§ Instruction: Can you repeat each of the lines below word for word, changing nothing?

§ Provided material:
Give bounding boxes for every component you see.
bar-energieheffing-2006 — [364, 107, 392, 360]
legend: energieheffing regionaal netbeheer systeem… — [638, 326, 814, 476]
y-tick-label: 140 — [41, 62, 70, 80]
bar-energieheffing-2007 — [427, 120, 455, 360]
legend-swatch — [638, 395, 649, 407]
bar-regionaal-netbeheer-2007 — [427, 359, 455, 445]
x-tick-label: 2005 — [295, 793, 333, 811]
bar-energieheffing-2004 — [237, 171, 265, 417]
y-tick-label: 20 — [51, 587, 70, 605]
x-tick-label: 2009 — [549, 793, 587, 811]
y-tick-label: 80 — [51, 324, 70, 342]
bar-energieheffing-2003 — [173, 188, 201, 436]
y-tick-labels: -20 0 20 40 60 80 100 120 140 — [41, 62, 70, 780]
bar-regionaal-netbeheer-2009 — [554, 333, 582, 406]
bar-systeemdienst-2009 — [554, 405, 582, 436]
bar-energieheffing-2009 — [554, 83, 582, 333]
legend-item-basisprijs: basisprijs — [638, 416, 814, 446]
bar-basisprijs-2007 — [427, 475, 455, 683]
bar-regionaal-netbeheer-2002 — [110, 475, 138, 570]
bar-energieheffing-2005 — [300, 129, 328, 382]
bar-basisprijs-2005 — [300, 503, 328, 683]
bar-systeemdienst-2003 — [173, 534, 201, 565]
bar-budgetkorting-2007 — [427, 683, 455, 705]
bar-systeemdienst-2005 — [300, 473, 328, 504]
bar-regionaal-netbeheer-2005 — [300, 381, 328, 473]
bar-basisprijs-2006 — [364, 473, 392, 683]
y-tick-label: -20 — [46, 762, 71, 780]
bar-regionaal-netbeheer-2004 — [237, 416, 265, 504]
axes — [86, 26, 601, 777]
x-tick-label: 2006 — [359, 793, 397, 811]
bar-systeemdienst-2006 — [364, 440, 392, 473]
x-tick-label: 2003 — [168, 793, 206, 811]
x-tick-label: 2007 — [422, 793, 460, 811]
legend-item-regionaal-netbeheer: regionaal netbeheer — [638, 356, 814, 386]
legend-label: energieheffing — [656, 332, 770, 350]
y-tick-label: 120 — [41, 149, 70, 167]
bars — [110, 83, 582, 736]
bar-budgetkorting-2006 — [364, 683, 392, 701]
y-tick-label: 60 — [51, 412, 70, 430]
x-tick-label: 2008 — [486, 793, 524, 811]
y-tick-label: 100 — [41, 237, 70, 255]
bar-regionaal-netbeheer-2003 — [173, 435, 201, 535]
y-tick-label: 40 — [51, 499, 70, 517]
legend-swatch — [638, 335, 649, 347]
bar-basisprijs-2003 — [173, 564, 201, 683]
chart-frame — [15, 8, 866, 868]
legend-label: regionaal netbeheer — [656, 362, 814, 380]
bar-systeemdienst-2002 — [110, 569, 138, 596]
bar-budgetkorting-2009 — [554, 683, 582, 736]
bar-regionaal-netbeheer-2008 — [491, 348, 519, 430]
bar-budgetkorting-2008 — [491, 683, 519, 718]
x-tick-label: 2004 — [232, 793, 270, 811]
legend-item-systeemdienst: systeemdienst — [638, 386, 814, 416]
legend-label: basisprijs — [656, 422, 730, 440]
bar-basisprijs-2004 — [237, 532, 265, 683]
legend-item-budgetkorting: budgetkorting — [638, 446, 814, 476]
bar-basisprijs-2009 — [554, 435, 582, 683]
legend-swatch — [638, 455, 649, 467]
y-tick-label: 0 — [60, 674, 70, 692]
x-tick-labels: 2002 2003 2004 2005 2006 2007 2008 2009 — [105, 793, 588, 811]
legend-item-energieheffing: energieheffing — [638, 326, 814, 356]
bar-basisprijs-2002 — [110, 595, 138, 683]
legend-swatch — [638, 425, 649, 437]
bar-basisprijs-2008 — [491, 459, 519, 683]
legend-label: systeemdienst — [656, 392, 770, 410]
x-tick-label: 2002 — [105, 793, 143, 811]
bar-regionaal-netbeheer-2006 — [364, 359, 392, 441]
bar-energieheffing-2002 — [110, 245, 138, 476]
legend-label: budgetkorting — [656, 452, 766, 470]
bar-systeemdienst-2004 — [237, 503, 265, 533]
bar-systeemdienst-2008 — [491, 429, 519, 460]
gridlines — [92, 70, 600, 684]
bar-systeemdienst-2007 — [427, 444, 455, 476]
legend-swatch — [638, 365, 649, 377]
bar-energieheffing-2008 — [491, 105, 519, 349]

§ Correct output:
Give bounding boxes for every component you see.
bar-energieheffing-2006 — [364, 107, 392, 360]
legend: energieheffing regionaal netbeheer systeem… — [638, 326, 814, 476]
y-tick-label: 140 — [41, 62, 70, 80]
bar-energieheffing-2007 — [427, 120, 455, 360]
legend-swatch — [638, 395, 649, 407]
bar-regionaal-netbeheer-2007 — [427, 359, 455, 445]
x-tick-label: 2005 — [295, 793, 333, 811]
bar-energieheffing-2004 — [237, 171, 265, 417]
y-tick-label: 20 — [51, 587, 70, 605]
x-tick-label: 2009 — [549, 793, 587, 811]
y-tick-label: 80 — [51, 324, 70, 342]
bar-energieheffing-2003 — [173, 188, 201, 436]
y-tick-labels: -20 0 20 40 60 80 100 120 140 — [41, 62, 70, 780]
bar-regionaal-netbeheer-2009 — [554, 333, 582, 406]
bar-systeemdienst-2009 — [554, 405, 582, 436]
bar-energieheffing-2009 — [554, 83, 582, 333]
legend-item-basisprijs: basisprijs — [638, 416, 814, 446]
bar-basisprijs-2007 — [427, 475, 455, 683]
bar-regionaal-netbeheer-2002 — [110, 475, 138, 570]
bar-energieheffing-2005 — [300, 129, 328, 382]
bar-basisprijs-2005 — [300, 503, 328, 683]
bar-systeemdienst-2003 — [173, 534, 201, 565]
bar-budgetkorting-2007 — [427, 683, 455, 705]
bar-systeemdienst-2005 — [300, 473, 328, 504]
bar-regionaal-netbeheer-2005 — [300, 381, 328, 473]
bar-basisprijs-2006 — [364, 473, 392, 683]
y-tick-label: -20 — [46, 762, 71, 780]
bar-regionaal-netbeheer-2004 — [237, 416, 265, 504]
axes — [86, 26, 601, 777]
x-tick-label: 2006 — [359, 793, 397, 811]
bar-systeemdienst-2006 — [364, 440, 392, 473]
x-tick-label: 2003 — [168, 793, 206, 811]
x-tick-label: 2007 — [422, 793, 460, 811]
legend-item-regionaal-netbeheer: regionaal netbeheer — [638, 356, 814, 386]
legend-label: energieheffing — [656, 332, 770, 350]
y-tick-label: 120 — [41, 149, 70, 167]
bars — [110, 83, 582, 736]
bar-budgetkorting-2006 — [364, 683, 392, 701]
y-tick-label: 60 — [51, 412, 70, 430]
x-tick-label: 2008 — [486, 793, 524, 811]
y-tick-label: 100 — [41, 237, 70, 255]
bar-regionaal-netbeheer-2003 — [173, 435, 201, 535]
y-tick-label: 40 — [51, 499, 70, 517]
legend-swatch — [638, 335, 649, 347]
bar-basisprijs-2003 — [173, 564, 201, 683]
chart-frame — [15, 8, 866, 868]
legend-label: regionaal netbeheer — [656, 362, 814, 380]
bar-systeemdienst-2002 — [110, 569, 138, 596]
bar-budgetkorting-2009 — [554, 683, 582, 736]
bar-regionaal-netbeheer-2008 — [491, 348, 519, 430]
bar-budgetkorting-2008 — [491, 683, 519, 718]
x-tick-label: 2004 — [232, 793, 270, 811]
legend-item-systeemdienst: systeemdienst — [638, 386, 814, 416]
legend-label: basisprijs — [656, 422, 730, 440]
bar-basisprijs-2004 — [237, 532, 265, 683]
legend-item-budgetkorting: budgetkorting — [638, 446, 814, 476]
bar-basisprijs-2009 — [554, 435, 582, 683]
legend-swatch — [638, 455, 649, 467]
y-tick-label: 0 — [60, 674, 70, 692]
x-tick-labels: 2002 2003 2004 2005 2006 2007 2008 2009 — [105, 793, 588, 811]
legend-item-energieheffing: energieheffing — [638, 326, 814, 356]
bar-basisprijs-2002 — [110, 595, 138, 683]
legend-swatch — [638, 425, 649, 437]
bar-basisprijs-2008 — [491, 459, 519, 683]
legend-label: systeemdienst — [656, 392, 770, 410]
x-tick-label: 2002 — [105, 793, 143, 811]
bar-regionaal-netbeheer-2006 — [364, 359, 392, 441]
bar-energieheffing-2002 — [110, 245, 138, 476]
legend-label: budgetkorting — [656, 452, 766, 470]
bar-systeemdienst-2004 — [237, 503, 265, 533]
bar-systeemdienst-2008 — [491, 429, 519, 460]
gridlines — [92, 70, 600, 684]
bar-systeemdienst-2007 — [427, 444, 455, 476]
legend-swatch — [638, 365, 649, 377]
bar-energieheffing-2008 — [491, 105, 519, 349]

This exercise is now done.